Task details:
Transcribe the part of the FBAR closing procedures text between "Closing procedures typically" and "to Criminal Investigation.", inclusive.

Quoted text:
Closing procedures typically vary depending on the results of the examination. In all cases, the examiner will support the determination in a summary memorandum with references to the underlying work papers. The summary memorandum normally shows all years opened and the determination reached for each year. If several years are opened but a penalty is asserted only with respect to one year, the summary memorandum should provide an appropriate explanation. There are however different closing procedures depending on whether there is no violation, a violation without penalty, negligence or a non-willful violation, a willful violation, or a referral to Criminal Investigation.
If no FBAR violation is found, the examiner will complete a summary memorandum and FBAR monitoring document then close the FBAR case file to the group manager. The group manager will review the FBAR case file for both technical and procedural issues and note this on the activity record. In some instances the examiner may, after discussion with the group manager, issue an FBAR Warning letter, Letter 3800, if there is a violation of the FBAR requirements but no penalty is being asserted. This occurs when the examiner determines that there was a violation but that penalties are not warranted in view of the facts and circumstances of the case.
If the examiner, after discussion with the group manager, determines that it is appropriate to assert an FBAR penalty and that a referral to Criminal Investigation is not appropriate or has been declined, the examiner will assert penalties in accordance with the FBAR penalty guidelines. Once the penalties have been determined and just before the examiner is ready to issue Letter 3709, the FBAR 30 Day Letter, and Form 13449, FBAR Agreement to Assessment and Collection, the examiner will submit the FBAR case file to an FBAR Coordinator. Counsel will then render its legal advice. After the Counsel review has been received and agreed that penalties are appropriate, the examiner will: 1) Issue Letter 3709, the FBAR 30 day letter; 2) Transmit with Letter 3709 the Form 13449, FBAR Agreement to Assessment and Collection; and 3) Provide the customer Notice 1330, Information on Making FBAR Penalty Payment by Check, and retain a copy in the file.

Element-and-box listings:
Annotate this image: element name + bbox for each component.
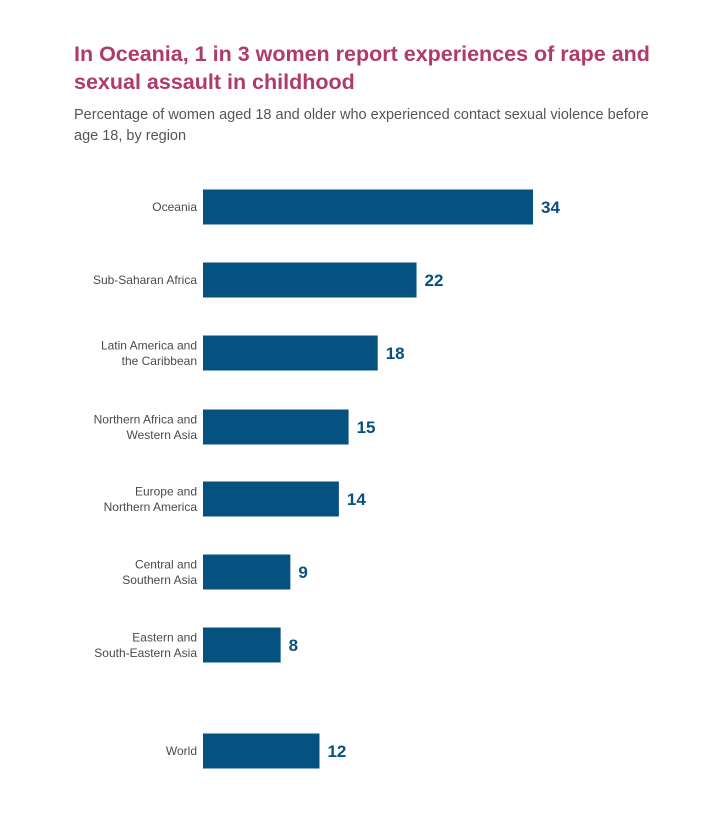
category-label-europe-and-northern-america: Europe and Northern America <box>104 484 198 514</box>
bar-sub-saharan-africa <box>203 262 417 298</box>
value-label-oceania: 34 <box>541 198 560 217</box>
bar-europe-and-northern-america <box>203 481 339 517</box>
category-label-latin-america-and-the-caribbean: Latin America and the Caribbean <box>101 338 197 368</box>
category-label-sub-saharan-africa: Sub-Saharan Africa <box>93 273 197 287</box>
category-label-central-and-southern-asia: Central and Southern Asia <box>122 557 197 587</box>
bar-central-and-southern-asia <box>203 554 291 590</box>
value-label-central-and-southern-asia: 9 <box>298 563 307 582</box>
bar-northern-africa-and-western-asia <box>203 409 349 445</box>
category-label-oceania: Oceania <box>152 200 197 214</box>
category-label-world: World <box>166 744 197 758</box>
value-label-latin-america-and-the-caribbean: 18 <box>386 344 405 363</box>
value-label-europe-and-northern-america: 14 <box>347 490 366 509</box>
bar-world <box>203 733 320 769</box>
category-label-eastern-and-south-eastern-asia: Eastern and South-Eastern Asia <box>94 630 197 660</box>
value-label-eastern-and-south-eastern-asia: 8 <box>289 636 298 655</box>
chart-title: In Oceania, 1 in 3 women report experien… <box>74 42 650 94</box>
chart-subtitle: Percentage of women aged 18 and older wh… <box>74 107 649 144</box>
category-label-northern-africa-and-western-asia: Northern Africa and Western Asia <box>94 412 198 442</box>
value-label-northern-africa-and-western-asia: 15 <box>357 418 376 437</box>
bar-eastern-and-south-eastern-asia <box>203 627 281 663</box>
bar-oceania <box>203 189 533 225</box>
value-label-world: 12 <box>327 742 346 761</box>
value-label-sub-saharan-africa: 22 <box>425 271 444 290</box>
bar-latin-america-and-the-caribbean <box>203 335 378 371</box>
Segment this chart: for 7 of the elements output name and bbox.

Answer to this exercise:
Closing procedures typically vary depending on the results of the examination. In all cases, the examiner will support the determination in a summary memorandum with references to the underlying work papers. The summary memorandum normally shows all years opened and the determination reached for each year. If several years are opened but a penalty is asserted only with respect to one year, the summary memorandum should provide an appropriate explanation. There are however different closing procedures depending on whether there is no violation, a violation without penalty, negligence or a non-willful violation, a willful violation, or a referral to Criminal Investigation.